(Aim): Each entry below should be returned exactly as is, with the pictures removed.

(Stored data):
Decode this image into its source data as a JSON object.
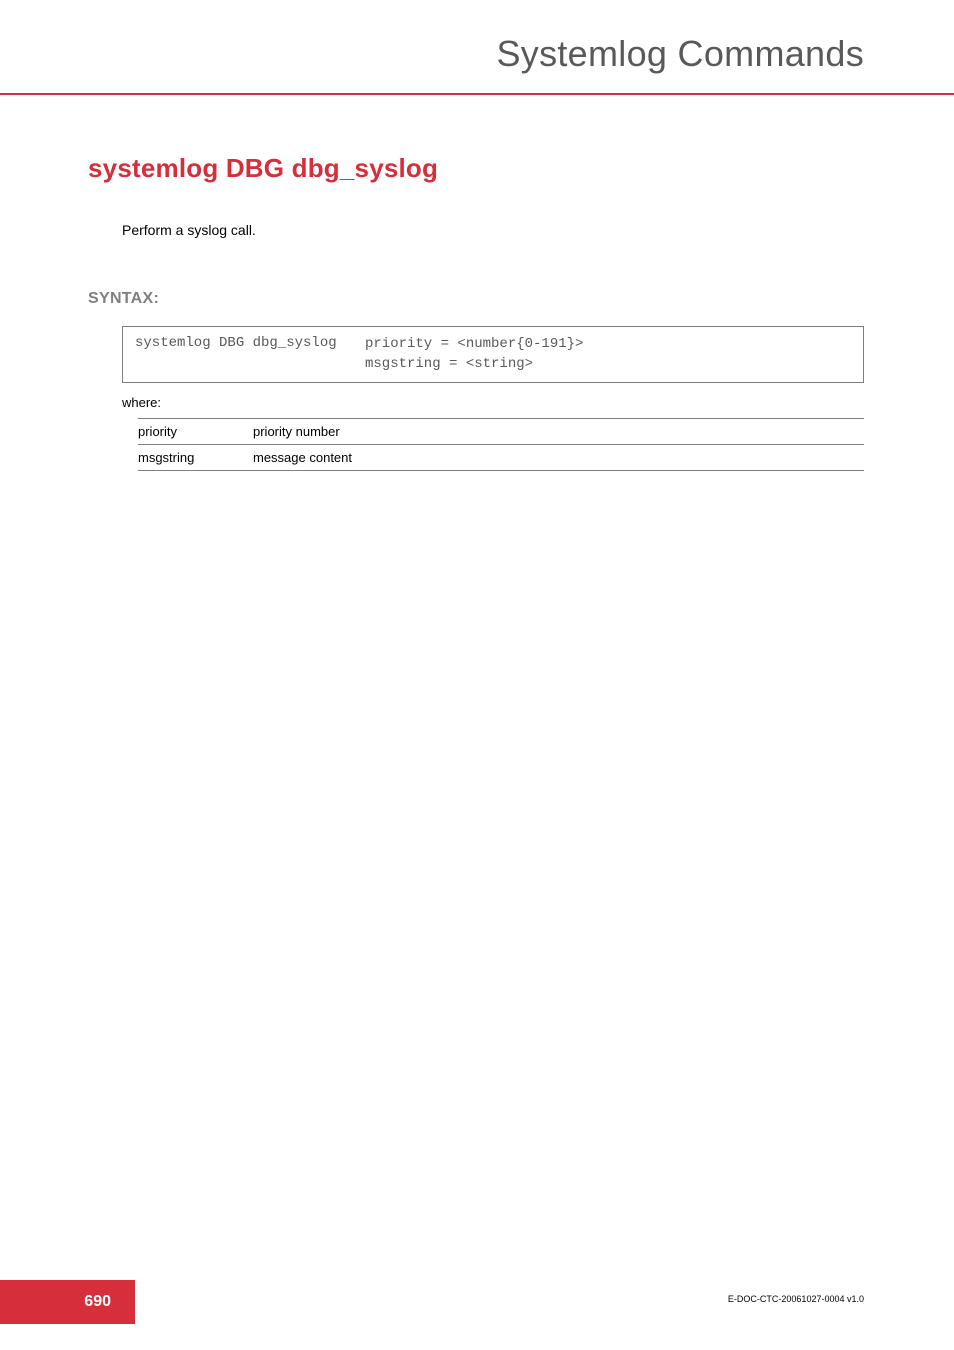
{
  "header": {
    "title": "Systemlog Commands"
  },
  "command": {
    "title": "systemlog DBG dbg_syslog",
    "description": "Perform a syslog call."
  },
  "syntax": {
    "label": "SYNTAX:",
    "command": "systemlog DBG dbg_syslog",
    "args": [
      "priority = <number{0-191}>",
      "msgstring = <string>"
    ],
    "where_label": "where:"
  },
  "params": [
    {
      "name": "priority",
      "desc": "priority number"
    },
    {
      "name": "msgstring",
      "desc": "message content"
    }
  ],
  "footer": {
    "page": "690",
    "docref": "E-DOC-CTC-20061027-0004 v1.0"
  }
}
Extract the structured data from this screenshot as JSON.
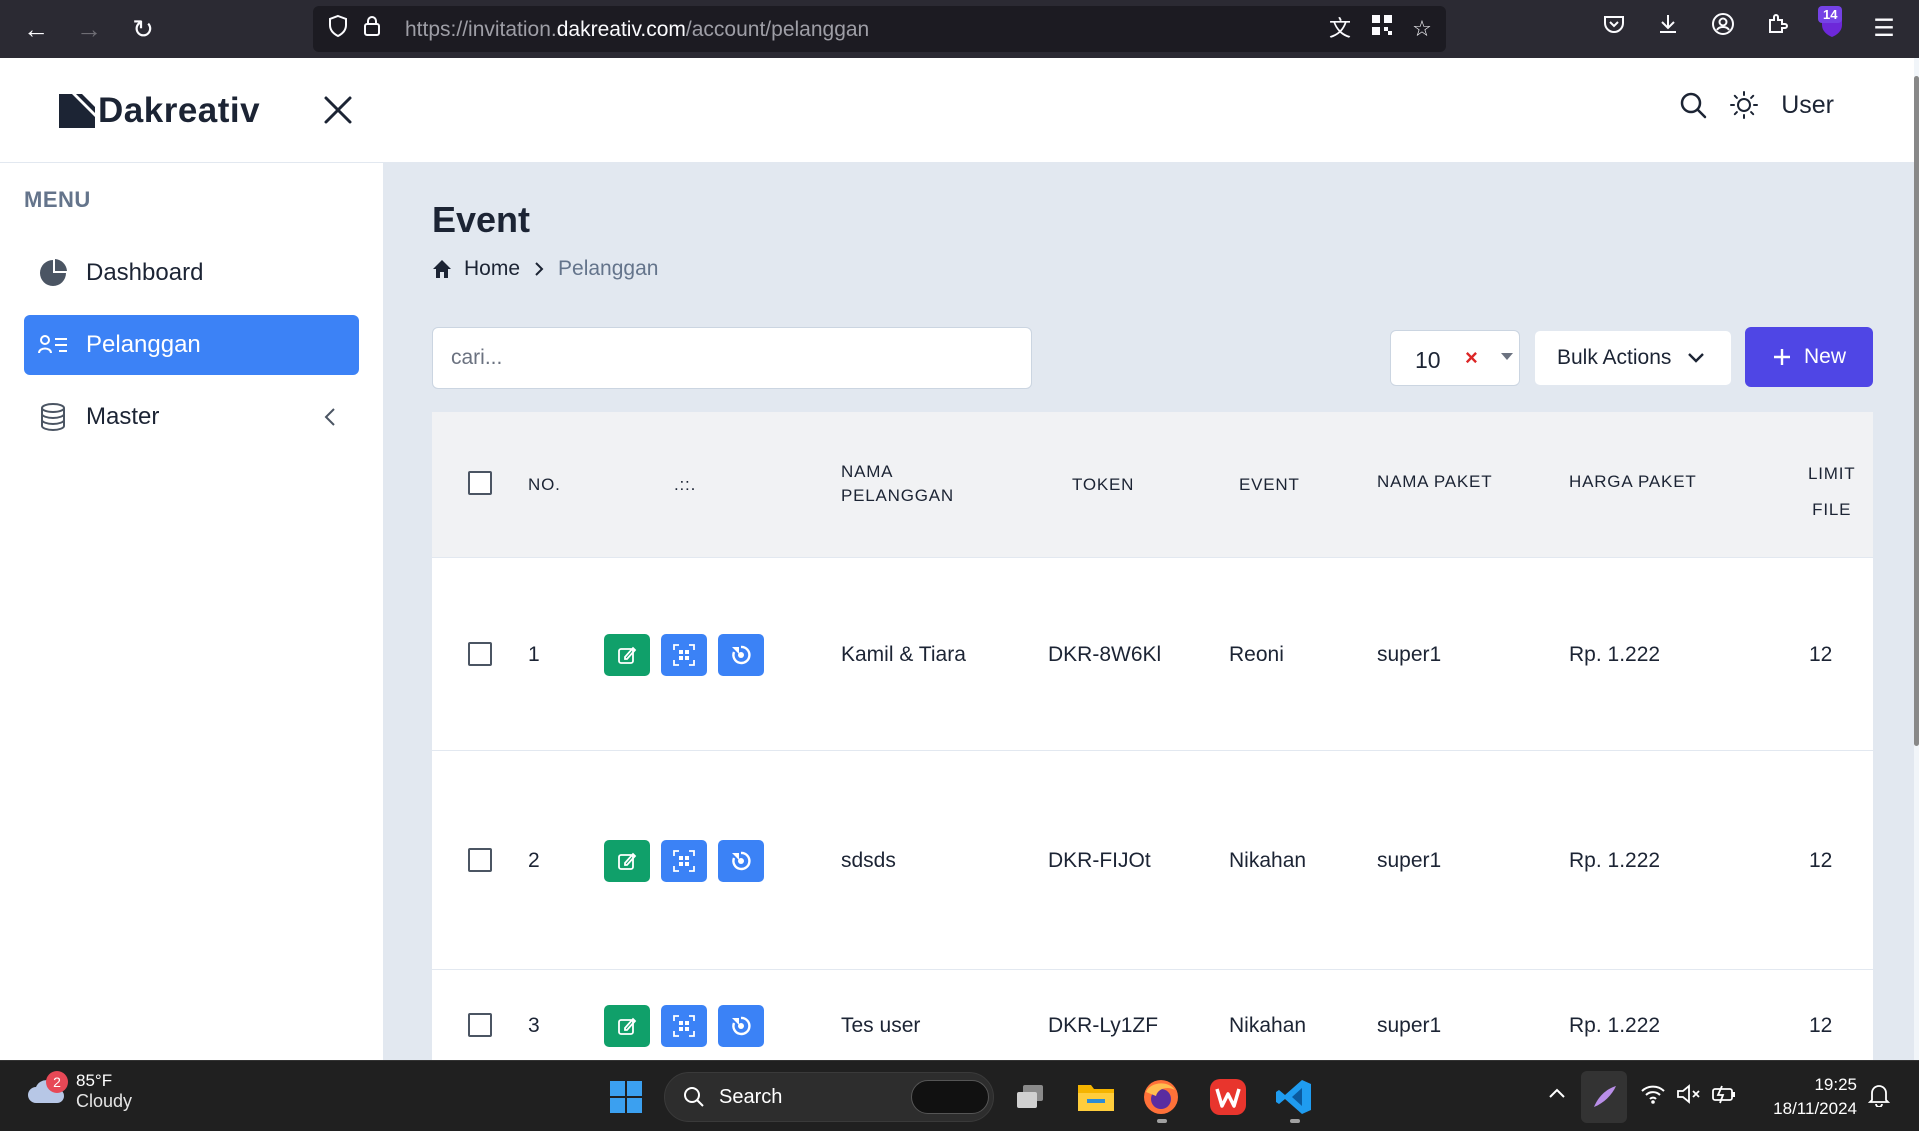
{
  "browser": {
    "url_prefix": "https://invitation.",
    "url_domain": "dakreativ.com",
    "url_path": "/account/pelanggan",
    "extensions_badge": "14"
  },
  "app": {
    "logo_text": "Dakreativ",
    "user_label": "User"
  },
  "sidebar": {
    "menu_heading": "MENU",
    "items": [
      {
        "label": "Dashboard",
        "icon": "pie-chart-icon",
        "active": false
      },
      {
        "label": "Pelanggan",
        "icon": "user-list-icon",
        "active": true
      },
      {
        "label": "Master",
        "icon": "database-icon",
        "active": false
      }
    ]
  },
  "page": {
    "title": "Event",
    "breadcrumb": {
      "home": "Home",
      "current": "Pelanggan"
    }
  },
  "toolbar": {
    "search_placeholder": "cari...",
    "per_page": "10",
    "clear_symbol": "×",
    "bulk_actions": "Bulk Actions",
    "new_label": "New"
  },
  "table": {
    "headers": {
      "no": "NO.",
      "actions": ".::.",
      "nama_pelanggan_1": "NAMA",
      "nama_pelanggan_2": "PELANGGAN",
      "token": "TOKEN",
      "event": "EVENT",
      "nama_paket": "NAMA PAKET",
      "harga_paket": "HARGA PAKET",
      "limit_1": "LIMIT",
      "limit_2": "FILE"
    },
    "rows": [
      {
        "no": "1",
        "nama": "Kamil & Tiara",
        "token": "DKR-8W6Kl",
        "event": "Reoni",
        "paket": "super1",
        "harga": "Rp. 1.222",
        "limit": "12"
      },
      {
        "no": "2",
        "nama": "sdsds",
        "token": "DKR-FIJOt",
        "event": "Nikahan",
        "paket": "super1",
        "harga": "Rp. 1.222",
        "limit": "12"
      },
      {
        "no": "3",
        "nama": "Tes user",
        "token": "DKR-Ly1ZF",
        "event": "Nikahan",
        "paket": "super1",
        "harga": "Rp. 1.222",
        "limit": "12"
      }
    ]
  },
  "taskbar": {
    "weather_temp": "85°F",
    "weather_cond": "Cloudy",
    "weather_badge": "2",
    "search_label": "Search",
    "time": "19:25",
    "date": "18/11/2024"
  }
}
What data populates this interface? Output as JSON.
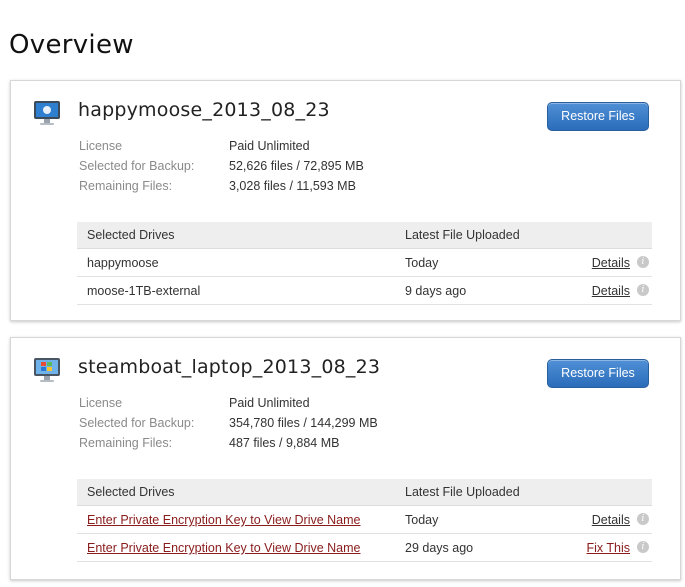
{
  "page": {
    "title": "Overview"
  },
  "computers": [
    {
      "name": "happymoose_2013_08_23",
      "os_icon": "mac-monitor-icon",
      "restore_label": "Restore Files",
      "info": [
        {
          "label": "License",
          "value": "Paid Unlimited"
        },
        {
          "label": "Selected for Backup:",
          "value": "52,626 files / 72,895 MB"
        },
        {
          "label": "Remaining Files:",
          "value": "3,028 files / 11,593 MB"
        }
      ],
      "drives_header": {
        "drive": "Selected Drives",
        "latest": "Latest File Uploaded"
      },
      "drives": [
        {
          "name": "happymoose",
          "latest": "Today",
          "action": "Details"
        },
        {
          "name": "moose-1TB-external",
          "latest": "9 days ago",
          "action": "Details"
        }
      ]
    },
    {
      "name": "steamboat_laptop_2013_08_23",
      "os_icon": "windows-monitor-icon",
      "restore_label": "Restore Files",
      "info": [
        {
          "label": "License",
          "value": "Paid Unlimited"
        },
        {
          "label": "Selected for Backup:",
          "value": "354,780 files / 144,299 MB"
        },
        {
          "label": "Remaining Files:",
          "value": "487 files / 9,884 MB"
        }
      ],
      "drives_header": {
        "drive": "Selected Drives",
        "latest": "Latest File Uploaded"
      },
      "drives": [
        {
          "name": "Enter Private Encryption Key to View Drive Name",
          "latest": "Today",
          "action": "Details"
        },
        {
          "name": "Enter Private Encryption Key to View Drive Name",
          "latest": "29 days ago",
          "action": "Fix This"
        }
      ]
    }
  ],
  "info_icon_glyph": "i"
}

(Answer to the exercise):
Decode this image into its source data as a JSON object.
{
  "header": {
    "title": "Systemlog Commands"
  },
  "command": {
    "title": "systemlog DBG dbg_syslog",
    "description": "Perform a syslog call."
  },
  "syntax": {
    "label": "SYNTAX:",
    "command": "systemlog DBG dbg_syslog",
    "args": [
      "priority = <number{0-191}>",
      "msgstring = <string>"
    ],
    "where_label": "where:"
  },
  "params": [
    {
      "name": "priority",
      "desc": "priority number"
    },
    {
      "name": "msgstring",
      "desc": "message content"
    }
  ],
  "footer": {
    "page": "690",
    "docref": "E-DOC-CTC-20061027-0004 v1.0"
  }
}
Extract the structured data from this screenshot as JSON.
{
  "browser": {
    "url_prefix": "https://invitation.",
    "url_domain": "dakreativ.com",
    "url_path": "/account/pelanggan",
    "extensions_badge": "14"
  },
  "app": {
    "logo_text": "Dakreativ",
    "user_label": "User"
  },
  "sidebar": {
    "menu_heading": "MENU",
    "items": [
      {
        "label": "Dashboard",
        "icon": "pie-chart-icon",
        "active": false
      },
      {
        "label": "Pelanggan",
        "icon": "user-list-icon",
        "active": true
      },
      {
        "label": "Master",
        "icon": "database-icon",
        "active": false
      }
    ]
  },
  "page": {
    "title": "Event",
    "breadcrumb": {
      "home": "Home",
      "current": "Pelanggan"
    }
  },
  "toolbar": {
    "search_placeholder": "cari...",
    "per_page": "10",
    "clear_symbol": "×",
    "bulk_actions": "Bulk Actions",
    "new_label": "New"
  },
  "table": {
    "headers": {
      "no": "NO.",
      "actions": ".::.",
      "nama_pelanggan_1": "NAMA",
      "nama_pelanggan_2": "PELANGGAN",
      "token": "TOKEN",
      "event": "EVENT",
      "nama_paket": "NAMA PAKET",
      "harga_paket": "HARGA PAKET",
      "limit_1": "LIMIT",
      "limit_2": "FILE"
    },
    "rows": [
      {
        "no": "1",
        "nama": "Kamil & Tiara",
        "token": "DKR-8W6Kl",
        "event": "Reoni",
        "paket": "super1",
        "harga": "Rp. 1.222",
        "limit": "12"
      },
      {
        "no": "2",
        "nama": "sdsds",
        "token": "DKR-FIJOt",
        "event": "Nikahan",
        "paket": "super1",
        "harga": "Rp. 1.222",
        "limit": "12"
      },
      {
        "no": "3",
        "nama": "Tes user",
        "token": "DKR-Ly1ZF",
        "event": "Nikahan",
        "paket": "super1",
        "harga": "Rp. 1.222",
        "limit": "12"
      }
    ]
  },
  "taskbar": {
    "weather_temp": "85°F",
    "weather_cond": "Cloudy",
    "weather_badge": "2",
    "search_label": "Search",
    "time": "19:25",
    "date": "18/11/2024"
  }
}
What data populates this interface? Output as JSON.
{
  "page": {
    "title": "Overview"
  },
  "computers": [
    {
      "name": "happymoose_2013_08_23",
      "os_icon": "mac-monitor-icon",
      "restore_label": "Restore Files",
      "info": [
        {
          "label": "License",
          "value": "Paid Unlimited"
        },
        {
          "label": "Selected for Backup:",
          "value": "52,626 files / 72,895 MB"
        },
        {
          "label": "Remaining Files:",
          "value": "3,028 files / 11,593 MB"
        }
      ],
      "drives_header": {
        "drive": "Selected Drives",
        "latest": "Latest File Uploaded"
      },
      "drives": [
        {
          "name": "happymoose",
          "latest": "Today",
          "action": "Details"
        },
        {
          "name": "moose-1TB-external",
          "latest": "9 days ago",
          "action": "Details"
        }
      ]
    },
    {
      "name": "steamboat_laptop_2013_08_23",
      "os_icon": "windows-monitor-icon",
      "restore_label": "Restore Files",
      "info": [
        {
          "label": "License",
          "value": "Paid Unlimited"
        },
        {
          "label": "Selected for Backup:",
          "value": "354,780 files / 144,299 MB"
        },
        {
          "label": "Remaining Files:",
          "value": "487 files / 9,884 MB"
        }
      ],
      "drives_header": {
        "drive": "Selected Drives",
        "latest": "Latest File Uploaded"
      },
      "drives": [
        {
          "name": "Enter Private Encryption Key to View Drive Name",
          "latest": "Today",
          "action": "Details"
        },
        {
          "name": "Enter Private Encryption Key to View Drive Name",
          "latest": "29 days ago",
          "action": "Fix This"
        }
      ]
    }
  ],
  "info_icon_glyph": "i"
}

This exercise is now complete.